• _Short problem_
From the listing, collect all lines containing the word "init".

• _Given data_
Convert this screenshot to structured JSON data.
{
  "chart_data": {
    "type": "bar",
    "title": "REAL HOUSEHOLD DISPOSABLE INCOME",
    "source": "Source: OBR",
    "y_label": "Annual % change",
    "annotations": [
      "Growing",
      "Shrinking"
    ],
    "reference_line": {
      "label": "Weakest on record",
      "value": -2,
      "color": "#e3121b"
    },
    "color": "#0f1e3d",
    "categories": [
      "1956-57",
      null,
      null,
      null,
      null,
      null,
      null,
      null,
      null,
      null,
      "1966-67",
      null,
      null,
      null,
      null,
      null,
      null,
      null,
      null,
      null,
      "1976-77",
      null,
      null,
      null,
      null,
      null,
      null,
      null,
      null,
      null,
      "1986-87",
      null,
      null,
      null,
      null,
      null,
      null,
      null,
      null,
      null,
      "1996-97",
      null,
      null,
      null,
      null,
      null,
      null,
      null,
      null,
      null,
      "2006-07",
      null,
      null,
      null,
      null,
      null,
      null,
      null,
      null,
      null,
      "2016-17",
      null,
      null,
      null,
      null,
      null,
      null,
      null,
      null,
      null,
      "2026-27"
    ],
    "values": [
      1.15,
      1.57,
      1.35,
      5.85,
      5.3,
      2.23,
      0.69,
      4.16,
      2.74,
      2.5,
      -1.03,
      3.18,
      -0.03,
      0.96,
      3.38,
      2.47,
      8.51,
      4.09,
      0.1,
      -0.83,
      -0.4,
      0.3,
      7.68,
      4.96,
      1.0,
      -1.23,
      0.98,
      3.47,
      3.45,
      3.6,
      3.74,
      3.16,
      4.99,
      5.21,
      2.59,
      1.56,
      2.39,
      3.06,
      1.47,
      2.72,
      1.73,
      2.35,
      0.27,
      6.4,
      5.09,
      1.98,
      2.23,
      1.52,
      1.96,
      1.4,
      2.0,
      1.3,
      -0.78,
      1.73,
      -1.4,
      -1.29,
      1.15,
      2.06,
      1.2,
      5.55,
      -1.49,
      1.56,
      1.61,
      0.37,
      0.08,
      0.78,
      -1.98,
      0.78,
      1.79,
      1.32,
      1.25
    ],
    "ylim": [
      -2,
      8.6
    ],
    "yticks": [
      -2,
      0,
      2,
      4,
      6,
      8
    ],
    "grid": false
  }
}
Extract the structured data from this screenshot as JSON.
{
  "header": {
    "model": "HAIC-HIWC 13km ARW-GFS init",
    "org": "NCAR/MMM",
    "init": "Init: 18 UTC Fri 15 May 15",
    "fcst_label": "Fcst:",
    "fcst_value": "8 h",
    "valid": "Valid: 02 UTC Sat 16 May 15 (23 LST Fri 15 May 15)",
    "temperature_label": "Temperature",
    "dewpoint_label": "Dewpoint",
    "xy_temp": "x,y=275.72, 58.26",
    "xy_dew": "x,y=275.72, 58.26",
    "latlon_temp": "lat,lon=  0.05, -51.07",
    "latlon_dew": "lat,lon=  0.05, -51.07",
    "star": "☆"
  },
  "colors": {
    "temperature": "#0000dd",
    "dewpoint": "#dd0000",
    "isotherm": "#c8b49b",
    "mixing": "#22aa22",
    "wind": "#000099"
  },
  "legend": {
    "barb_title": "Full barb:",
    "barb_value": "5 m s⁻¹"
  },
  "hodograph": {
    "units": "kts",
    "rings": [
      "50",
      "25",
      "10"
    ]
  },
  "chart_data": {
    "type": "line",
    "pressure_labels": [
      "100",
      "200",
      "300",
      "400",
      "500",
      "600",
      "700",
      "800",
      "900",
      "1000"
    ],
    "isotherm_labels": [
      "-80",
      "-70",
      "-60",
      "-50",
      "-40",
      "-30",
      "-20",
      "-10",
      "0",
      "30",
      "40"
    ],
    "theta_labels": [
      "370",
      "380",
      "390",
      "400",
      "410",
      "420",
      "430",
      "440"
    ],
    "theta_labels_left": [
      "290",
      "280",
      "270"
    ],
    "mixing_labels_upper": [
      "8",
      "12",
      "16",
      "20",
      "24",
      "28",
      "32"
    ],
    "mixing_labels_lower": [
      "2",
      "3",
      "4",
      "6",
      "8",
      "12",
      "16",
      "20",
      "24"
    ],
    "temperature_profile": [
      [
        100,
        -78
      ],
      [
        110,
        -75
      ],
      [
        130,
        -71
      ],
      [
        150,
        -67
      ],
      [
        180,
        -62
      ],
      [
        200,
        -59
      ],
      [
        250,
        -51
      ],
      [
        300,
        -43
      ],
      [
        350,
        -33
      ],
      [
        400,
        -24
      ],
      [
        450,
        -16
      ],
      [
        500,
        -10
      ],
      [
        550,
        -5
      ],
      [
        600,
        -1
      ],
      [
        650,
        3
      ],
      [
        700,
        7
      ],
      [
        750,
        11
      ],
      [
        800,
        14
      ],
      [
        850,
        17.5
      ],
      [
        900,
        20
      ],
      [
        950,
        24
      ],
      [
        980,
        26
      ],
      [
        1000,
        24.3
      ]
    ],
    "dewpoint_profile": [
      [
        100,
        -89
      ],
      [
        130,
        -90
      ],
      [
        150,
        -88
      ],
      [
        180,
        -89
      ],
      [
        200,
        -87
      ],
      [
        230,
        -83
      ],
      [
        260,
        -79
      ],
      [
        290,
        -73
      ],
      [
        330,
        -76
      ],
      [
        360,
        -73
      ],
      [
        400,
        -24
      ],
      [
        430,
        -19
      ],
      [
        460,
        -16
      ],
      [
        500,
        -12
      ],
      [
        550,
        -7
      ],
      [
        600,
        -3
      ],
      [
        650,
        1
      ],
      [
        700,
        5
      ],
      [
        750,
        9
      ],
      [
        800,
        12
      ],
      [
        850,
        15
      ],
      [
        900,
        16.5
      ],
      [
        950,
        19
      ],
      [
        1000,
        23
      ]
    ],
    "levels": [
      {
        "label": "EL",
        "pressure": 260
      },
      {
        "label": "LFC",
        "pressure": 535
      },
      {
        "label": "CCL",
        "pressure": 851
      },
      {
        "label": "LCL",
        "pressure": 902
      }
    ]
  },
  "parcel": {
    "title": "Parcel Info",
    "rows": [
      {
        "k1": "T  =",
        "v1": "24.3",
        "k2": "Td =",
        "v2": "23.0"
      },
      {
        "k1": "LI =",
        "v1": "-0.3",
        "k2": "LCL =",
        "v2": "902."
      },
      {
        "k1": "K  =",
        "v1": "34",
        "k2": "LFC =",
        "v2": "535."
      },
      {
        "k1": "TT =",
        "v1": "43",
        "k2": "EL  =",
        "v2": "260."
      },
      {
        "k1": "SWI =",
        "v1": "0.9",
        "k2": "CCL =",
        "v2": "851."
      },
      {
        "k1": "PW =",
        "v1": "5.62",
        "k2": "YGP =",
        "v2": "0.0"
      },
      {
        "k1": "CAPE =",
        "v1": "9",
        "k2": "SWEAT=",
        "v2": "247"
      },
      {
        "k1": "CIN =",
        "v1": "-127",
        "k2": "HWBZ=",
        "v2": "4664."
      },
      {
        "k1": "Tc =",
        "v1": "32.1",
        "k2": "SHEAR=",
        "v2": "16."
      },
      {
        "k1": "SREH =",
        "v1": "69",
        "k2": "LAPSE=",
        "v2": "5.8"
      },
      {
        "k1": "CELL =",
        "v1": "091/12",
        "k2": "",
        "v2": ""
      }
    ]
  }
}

• _Correct result_
    "model": "HAIC-HIWC 13km ARW-GFS init",
    "init": "Init: 18 UTC Fri 15 May 15",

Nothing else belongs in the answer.